(Recorded data)
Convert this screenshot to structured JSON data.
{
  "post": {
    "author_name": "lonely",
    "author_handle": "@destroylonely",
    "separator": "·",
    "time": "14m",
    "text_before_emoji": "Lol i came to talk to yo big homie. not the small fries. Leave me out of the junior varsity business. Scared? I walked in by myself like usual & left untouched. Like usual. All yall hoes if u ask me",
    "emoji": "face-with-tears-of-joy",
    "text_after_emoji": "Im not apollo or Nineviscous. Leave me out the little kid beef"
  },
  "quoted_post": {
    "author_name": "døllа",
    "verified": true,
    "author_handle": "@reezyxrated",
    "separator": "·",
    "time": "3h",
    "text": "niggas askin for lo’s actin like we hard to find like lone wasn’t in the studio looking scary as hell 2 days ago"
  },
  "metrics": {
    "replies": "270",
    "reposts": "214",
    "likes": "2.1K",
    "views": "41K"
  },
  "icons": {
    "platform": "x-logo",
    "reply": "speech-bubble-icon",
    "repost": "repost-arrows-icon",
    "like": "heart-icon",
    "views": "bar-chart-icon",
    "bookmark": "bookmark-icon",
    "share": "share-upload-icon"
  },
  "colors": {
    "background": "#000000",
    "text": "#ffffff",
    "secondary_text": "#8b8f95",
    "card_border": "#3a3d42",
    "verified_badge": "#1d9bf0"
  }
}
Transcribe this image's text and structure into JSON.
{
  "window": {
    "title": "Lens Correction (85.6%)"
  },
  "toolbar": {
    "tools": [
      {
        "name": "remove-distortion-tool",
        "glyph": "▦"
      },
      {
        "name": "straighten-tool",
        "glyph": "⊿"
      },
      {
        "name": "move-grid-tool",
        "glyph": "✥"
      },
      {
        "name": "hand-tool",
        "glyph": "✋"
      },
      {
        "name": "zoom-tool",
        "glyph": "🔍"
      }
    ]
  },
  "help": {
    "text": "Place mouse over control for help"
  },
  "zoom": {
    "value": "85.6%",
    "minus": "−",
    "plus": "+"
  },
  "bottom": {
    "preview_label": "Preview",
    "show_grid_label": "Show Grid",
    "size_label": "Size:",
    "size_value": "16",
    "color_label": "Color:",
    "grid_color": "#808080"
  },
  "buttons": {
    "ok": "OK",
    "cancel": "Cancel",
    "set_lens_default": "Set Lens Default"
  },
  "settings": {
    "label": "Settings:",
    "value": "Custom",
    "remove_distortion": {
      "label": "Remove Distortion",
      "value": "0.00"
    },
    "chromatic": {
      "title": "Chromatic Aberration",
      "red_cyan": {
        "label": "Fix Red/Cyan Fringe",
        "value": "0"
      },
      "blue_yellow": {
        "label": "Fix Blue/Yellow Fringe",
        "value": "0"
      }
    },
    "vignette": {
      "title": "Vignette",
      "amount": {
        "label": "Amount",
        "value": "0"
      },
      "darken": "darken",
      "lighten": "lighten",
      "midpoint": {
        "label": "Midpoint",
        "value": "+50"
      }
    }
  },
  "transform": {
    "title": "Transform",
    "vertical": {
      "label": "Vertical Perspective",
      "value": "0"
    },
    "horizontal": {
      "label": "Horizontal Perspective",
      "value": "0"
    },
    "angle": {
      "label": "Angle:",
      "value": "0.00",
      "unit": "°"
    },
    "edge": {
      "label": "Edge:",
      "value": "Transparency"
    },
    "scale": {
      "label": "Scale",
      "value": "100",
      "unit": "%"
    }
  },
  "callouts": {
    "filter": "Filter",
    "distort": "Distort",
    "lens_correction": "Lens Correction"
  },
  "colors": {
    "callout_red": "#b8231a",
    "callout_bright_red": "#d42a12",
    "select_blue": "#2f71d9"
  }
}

**DIRECTION**
Quote the whole listing above, leaving nothing out.

**FINISHED TASK**
Convert this screenshot to structured JSON data.
{
  "post": {
    "author_name": "lonely",
    "author_handle": "@destroylonely",
    "separator": "·",
    "time": "14m",
    "text_before_emoji": "Lol i came to talk to yo big homie. not the small fries. Leave me out of the junior varsity business. Scared? I walked in by myself like usual & left untouched. Like usual. All yall hoes if u ask me",
    "emoji": "face-with-tears-of-joy",
    "text_after_emoji": "Im not apollo or Nineviscous. Leave me out the little kid beef"
  },
  "quoted_post": {
    "author_name": "døllа",
    "verified": true,
    "author_handle": "@reezyxrated",
    "separator": "·",
    "time": "3h",
    "text": "niggas askin for lo’s actin like we hard to find like lone wasn’t in the studio looking scary as hell 2 days ago"
  },
  "metrics": {
    "replies": "270",
    "reposts": "214",
    "likes": "2.1K",
    "views": "41K"
  },
  "icons": {
    "platform": "x-logo",
    "reply": "speech-bubble-icon",
    "repost": "repost-arrows-icon",
    "like": "heart-icon",
    "views": "bar-chart-icon",
    "bookmark": "bookmark-icon",
    "share": "share-upload-icon"
  },
  "colors": {
    "background": "#000000",
    "text": "#ffffff",
    "secondary_text": "#8b8f95",
    "card_border": "#3a3d42",
    "verified_badge": "#1d9bf0"
  }
}
Transcribe this image's text and structure into JSON.
{
  "window": {
    "title": "Lens Correction (85.6%)"
  },
  "toolbar": {
    "tools": [
      {
        "name": "remove-distortion-tool",
        "glyph": "▦"
      },
      {
        "name": "straighten-tool",
        "glyph": "⊿"
      },
      {
        "name": "move-grid-tool",
        "glyph": "✥"
      },
      {
        "name": "hand-tool",
        "glyph": "✋"
      },
      {
        "name": "zoom-tool",
        "glyph": "🔍"
      }
    ]
  },
  "help": {
    "text": "Place mouse over control for help"
  },
  "zoom": {
    "value": "85.6%",
    "minus": "−",
    "plus": "+"
  },
  "bottom": {
    "preview_label": "Preview",
    "show_grid_label": "Show Grid",
    "size_label": "Size:",
    "size_value": "16",
    "color_label": "Color:",
    "grid_color": "#808080"
  },
  "buttons": {
    "ok": "OK",
    "cancel": "Cancel",
    "set_lens_default": "Set Lens Default"
  },
  "settings": {
    "label": "Settings:",
    "value": "Custom",
    "remove_distortion": {
      "label": "Remove Distortion",
      "value": "0.00"
    },
    "chromatic": {
      "title": "Chromatic Aberration",
      "red_cyan": {
        "label": "Fix Red/Cyan Fringe",
        "value": "0"
      },
      "blue_yellow": {
        "label": "Fix Blue/Yellow Fringe",
        "value": "0"
      }
    },
    "vignette": {
      "title": "Vignette",
      "amount": {
        "label": "Amount",
        "value": "0"
      },
      "darken": "darken",
      "lighten": "lighten",
      "midpoint": {
        "label": "Midpoint",
        "value": "+50"
      }
    }
  },
  "transform": {
    "title": "Transform",
    "vertical": {
      "label": "Vertical Perspective",
      "value": "0"
    },
    "horizontal": {
      "label": "Horizontal Perspective",
      "value": "0"
    },
    "angle": {
      "label": "Angle:",
      "value": "0.00",
      "unit": "°"
    },
    "edge": {
      "label": "Edge:",
      "value": "Transparency"
    },
    "scale": {
      "label": "Scale",
      "value": "100",
      "unit": "%"
    }
  },
  "callouts": {
    "filter": "Filter",
    "distort": "Distort",
    "lens_correction": "Lens Correction"
  },
  "colors": {
    "callout_red": "#b8231a",
    "callout_bright_red": "#d42a12",
    "select_blue": "#2f71d9"
  }
}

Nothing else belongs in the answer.